--- Data ---

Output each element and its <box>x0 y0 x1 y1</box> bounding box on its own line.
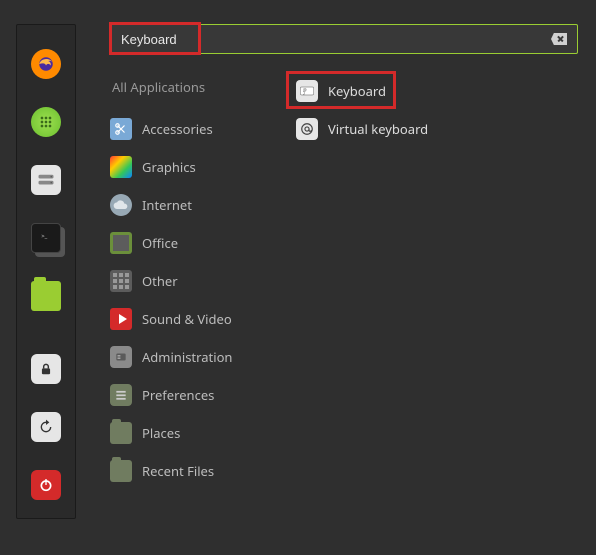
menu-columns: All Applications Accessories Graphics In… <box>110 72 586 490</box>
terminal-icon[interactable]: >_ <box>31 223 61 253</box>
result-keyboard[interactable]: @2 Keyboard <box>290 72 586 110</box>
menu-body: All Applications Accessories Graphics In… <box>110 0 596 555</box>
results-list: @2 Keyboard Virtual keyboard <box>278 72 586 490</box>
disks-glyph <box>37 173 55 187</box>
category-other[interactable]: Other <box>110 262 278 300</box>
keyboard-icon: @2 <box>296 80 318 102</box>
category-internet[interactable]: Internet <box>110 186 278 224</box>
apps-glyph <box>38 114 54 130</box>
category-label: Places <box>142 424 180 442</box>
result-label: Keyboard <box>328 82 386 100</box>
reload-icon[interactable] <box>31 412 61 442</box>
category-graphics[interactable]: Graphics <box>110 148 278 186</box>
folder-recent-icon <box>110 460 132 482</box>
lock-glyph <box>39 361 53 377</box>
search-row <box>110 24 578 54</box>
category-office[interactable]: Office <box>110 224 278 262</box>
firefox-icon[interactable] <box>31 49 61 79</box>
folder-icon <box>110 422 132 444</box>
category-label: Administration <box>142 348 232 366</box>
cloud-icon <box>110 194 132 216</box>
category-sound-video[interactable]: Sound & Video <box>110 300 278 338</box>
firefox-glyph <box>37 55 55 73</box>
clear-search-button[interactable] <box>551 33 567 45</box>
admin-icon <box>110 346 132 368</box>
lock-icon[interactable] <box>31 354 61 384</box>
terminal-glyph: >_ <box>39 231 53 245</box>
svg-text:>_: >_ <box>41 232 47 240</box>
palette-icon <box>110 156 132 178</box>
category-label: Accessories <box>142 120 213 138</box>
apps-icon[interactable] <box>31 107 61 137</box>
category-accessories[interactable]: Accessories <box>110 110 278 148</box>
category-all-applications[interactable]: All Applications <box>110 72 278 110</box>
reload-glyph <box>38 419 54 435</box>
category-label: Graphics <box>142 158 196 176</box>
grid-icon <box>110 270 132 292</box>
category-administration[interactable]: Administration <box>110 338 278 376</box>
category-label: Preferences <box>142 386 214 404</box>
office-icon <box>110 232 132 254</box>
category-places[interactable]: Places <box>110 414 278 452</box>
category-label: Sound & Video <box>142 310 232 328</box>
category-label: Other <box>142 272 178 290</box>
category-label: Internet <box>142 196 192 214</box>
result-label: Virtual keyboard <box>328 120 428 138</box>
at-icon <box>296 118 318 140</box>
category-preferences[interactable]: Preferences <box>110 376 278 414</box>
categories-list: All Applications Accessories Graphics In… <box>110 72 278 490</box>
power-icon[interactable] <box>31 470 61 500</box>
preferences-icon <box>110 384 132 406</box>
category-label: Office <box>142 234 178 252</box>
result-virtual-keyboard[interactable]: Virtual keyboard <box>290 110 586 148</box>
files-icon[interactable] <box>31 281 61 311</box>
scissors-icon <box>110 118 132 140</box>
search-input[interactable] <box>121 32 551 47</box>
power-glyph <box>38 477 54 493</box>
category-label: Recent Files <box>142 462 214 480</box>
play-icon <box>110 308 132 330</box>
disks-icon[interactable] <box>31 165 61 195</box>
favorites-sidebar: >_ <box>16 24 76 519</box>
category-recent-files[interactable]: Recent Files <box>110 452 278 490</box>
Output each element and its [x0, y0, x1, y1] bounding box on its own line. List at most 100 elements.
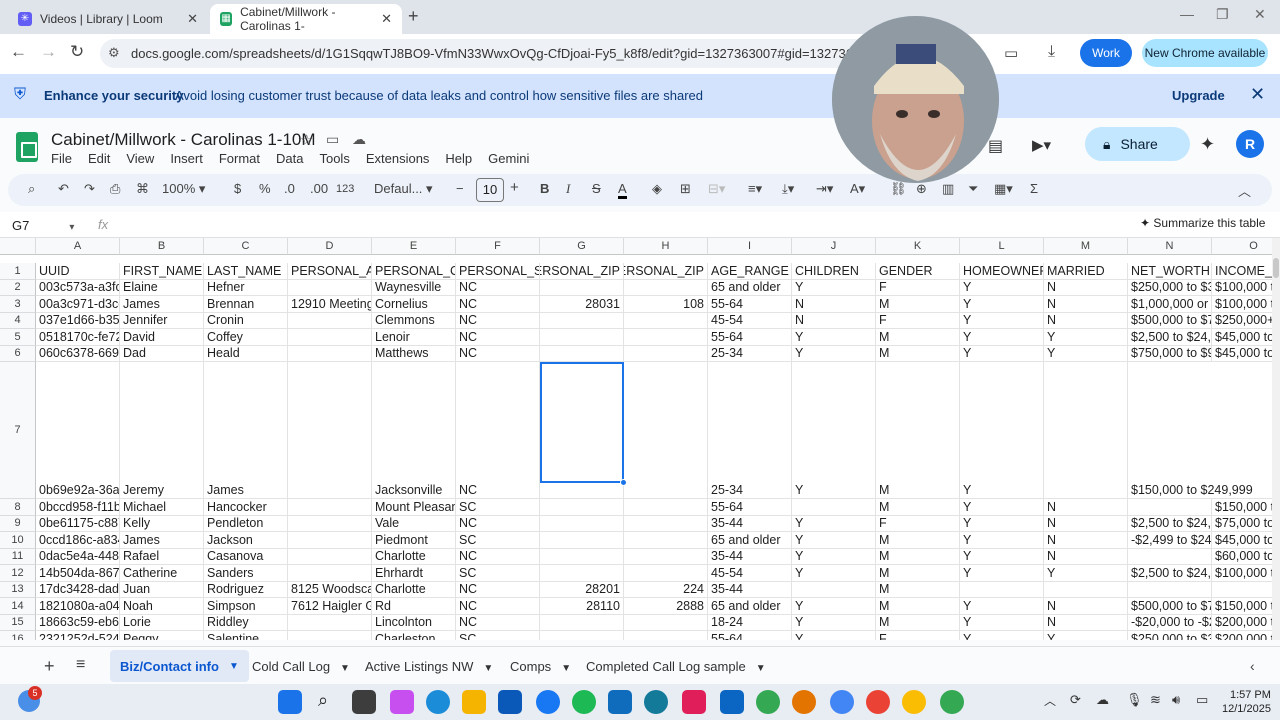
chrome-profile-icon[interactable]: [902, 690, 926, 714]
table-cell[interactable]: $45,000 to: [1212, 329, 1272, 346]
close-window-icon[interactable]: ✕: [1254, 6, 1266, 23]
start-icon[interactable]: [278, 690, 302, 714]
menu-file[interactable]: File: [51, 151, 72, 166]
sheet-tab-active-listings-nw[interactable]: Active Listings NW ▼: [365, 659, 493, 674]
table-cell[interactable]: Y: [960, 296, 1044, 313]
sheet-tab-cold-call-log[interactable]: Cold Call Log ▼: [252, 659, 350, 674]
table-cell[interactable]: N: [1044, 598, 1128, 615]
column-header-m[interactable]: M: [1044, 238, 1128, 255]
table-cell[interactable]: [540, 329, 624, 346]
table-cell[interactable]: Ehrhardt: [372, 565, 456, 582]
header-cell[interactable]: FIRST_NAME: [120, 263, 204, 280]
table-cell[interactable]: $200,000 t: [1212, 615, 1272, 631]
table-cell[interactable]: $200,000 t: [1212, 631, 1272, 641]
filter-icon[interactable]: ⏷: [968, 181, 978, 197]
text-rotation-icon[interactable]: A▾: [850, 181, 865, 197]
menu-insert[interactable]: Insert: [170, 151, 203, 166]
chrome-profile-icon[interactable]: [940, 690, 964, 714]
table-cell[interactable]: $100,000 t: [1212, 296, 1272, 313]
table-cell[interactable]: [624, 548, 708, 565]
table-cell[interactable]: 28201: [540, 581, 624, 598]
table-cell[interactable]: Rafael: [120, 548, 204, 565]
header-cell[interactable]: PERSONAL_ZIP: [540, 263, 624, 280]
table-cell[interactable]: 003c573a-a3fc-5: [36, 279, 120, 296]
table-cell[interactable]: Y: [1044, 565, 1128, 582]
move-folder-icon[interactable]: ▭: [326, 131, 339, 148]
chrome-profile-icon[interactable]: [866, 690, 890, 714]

---

◆ Description of the task ◆
Set down every line of the items above, character for character, and leave the pictures out of your answer.

◆ Solution ◆
Output each element and its <box>x0 y0 x1 y1</box> bounding box on its own line.
menu-columns: All Applications Accessories Graphics In… <box>110 72 586 490</box>
terminal-icon[interactable]: >_ <box>31 223 61 253</box>
result-keyboard[interactable]: @2 Keyboard <box>290 72 586 110</box>
menu-body: All Applications Accessories Graphics In… <box>110 0 596 555</box>
results-list: @2 Keyboard Virtual keyboard <box>278 72 586 490</box>
disks-glyph <box>37 173 55 187</box>
category-other[interactable]: Other <box>110 262 278 300</box>
keyboard-icon: @2 <box>296 80 318 102</box>
category-internet[interactable]: Internet <box>110 186 278 224</box>
apps-glyph <box>38 114 54 130</box>
category-label: Places <box>142 424 180 442</box>
result-label: Keyboard <box>328 82 386 100</box>
reload-icon[interactable] <box>31 412 61 442</box>
category-graphics[interactable]: Graphics <box>110 148 278 186</box>
folder-recent-icon <box>110 460 132 482</box>
lock-glyph <box>39 361 53 377</box>
search-row <box>110 24 578 54</box>
category-office[interactable]: Office <box>110 224 278 262</box>
firefox-icon[interactable] <box>31 49 61 79</box>
folder-icon <box>110 422 132 444</box>
category-label: Administration <box>142 348 232 366</box>
cloud-icon <box>110 194 132 216</box>
category-sound-video[interactable]: Sound & Video <box>110 300 278 338</box>
firefox-glyph <box>37 55 55 73</box>
clear-search-button[interactable] <box>551 33 567 45</box>
admin-icon <box>110 346 132 368</box>
lock-icon[interactable] <box>31 354 61 384</box>
terminal-glyph: >_ <box>39 231 53 245</box>
svg-text:>_: >_ <box>41 232 47 240</box>
palette-icon <box>110 156 132 178</box>
category-label: Accessories <box>142 120 213 138</box>
apps-icon[interactable] <box>31 107 61 137</box>
category-accessories[interactable]: Accessories <box>110 110 278 148</box>
category-all-applications[interactable]: All Applications <box>110 72 278 110</box>
reload-glyph <box>38 419 54 435</box>
category-label: Graphics <box>142 158 196 176</box>
grid-icon <box>110 270 132 292</box>
category-administration[interactable]: Administration <box>110 338 278 376</box>
category-label: Preferences <box>142 386 214 404</box>
office-icon <box>110 232 132 254</box>
category-places[interactable]: Places <box>110 414 278 452</box>
category-label: Sound & Video <box>142 310 232 328</box>
category-label: Other <box>142 272 178 290</box>
category-label: Internet <box>142 196 192 214</box>
result-label: Virtual keyboard <box>328 120 428 138</box>
at-icon <box>296 118 318 140</box>
category-preferences[interactable]: Preferences <box>110 376 278 414</box>
categories-list: All Applications Accessories Graphics In… <box>110 72 278 490</box>
power-icon[interactable] <box>31 470 61 500</box>
preferences-icon <box>110 384 132 406</box>
category-label: Office <box>142 234 178 252</box>
result-virtual-keyboard[interactable]: Virtual keyboard <box>290 110 586 148</box>
files-icon[interactable] <box>31 281 61 311</box>
scissors-icon <box>110 118 132 140</box>
search-input[interactable] <box>121 32 551 47</box>
power-glyph <box>38 477 54 493</box>
category-label: Recent Files <box>142 462 214 480</box>
play-icon <box>110 308 132 330</box>
disks-icon[interactable] <box>31 165 61 195</box>
favorites-sidebar: >_ <box>16 24 76 519</box>
category-recent-files[interactable]: Recent Files <box>110 452 278 490</box>
Output each element and its [x0, y0, x1, y1] bounding box on its own line. List at most 100 elements.
chrome-profile-icon[interactable]: [902, 690, 926, 714]
table-cell[interactable]: $45,000 to: [1212, 329, 1272, 346]
close-window-icon[interactable]: ✕: [1254, 6, 1266, 23]
start-icon[interactable]: [278, 690, 302, 714]
menu-file[interactable]: File: [51, 151, 72, 166]
sheet-tab-active-listings-nw[interactable]: Active Listings NW ▼: [365, 659, 493, 674]
table-cell[interactable]: Y: [960, 296, 1044, 313]
sheet-tab-cold-call-log[interactable]: Cold Call Log ▼: [252, 659, 350, 674]
table-cell[interactable]: N: [1044, 598, 1128, 615]
column-header-m[interactable]: M: [1044, 238, 1128, 255]
table-cell[interactable]: [540, 329, 624, 346]
table-cell[interactable]: Ehrhardt: [372, 565, 456, 582]
header-cell[interactable]: FIRST_NAME: [120, 263, 204, 280]
table-cell[interactable]: $200,000 t: [1212, 615, 1272, 631]
table-cell[interactable]: $200,000 t: [1212, 631, 1272, 641]
filter-icon[interactable]: ⏷: [968, 181, 978, 197]
text-rotation-icon[interactable]: A▾: [850, 181, 865, 197]
menu-insert[interactable]: Insert: [170, 151, 203, 166]
chrome-profile-icon[interactable]: [940, 690, 964, 714]
table-cell[interactable]: $100,000 t: [1212, 296, 1272, 313]
table-cell[interactable]: [624, 548, 708, 565]
table-cell[interactable]: 28201: [540, 581, 624, 598]
table-cell[interactable]: Rafael: [120, 548, 204, 565]
header-cell[interactable]: PERSONAL_ZIP: [540, 263, 624, 280]
table-cell[interactable]: 003c573a-a3fc-5: [36, 279, 120, 296]
table-cell[interactable]: Y: [1044, 565, 1128, 582]
move-folder-icon[interactable]: ▭: [326, 131, 339, 148]
chrome-profile-icon[interactable]: [866, 690, 890, 714]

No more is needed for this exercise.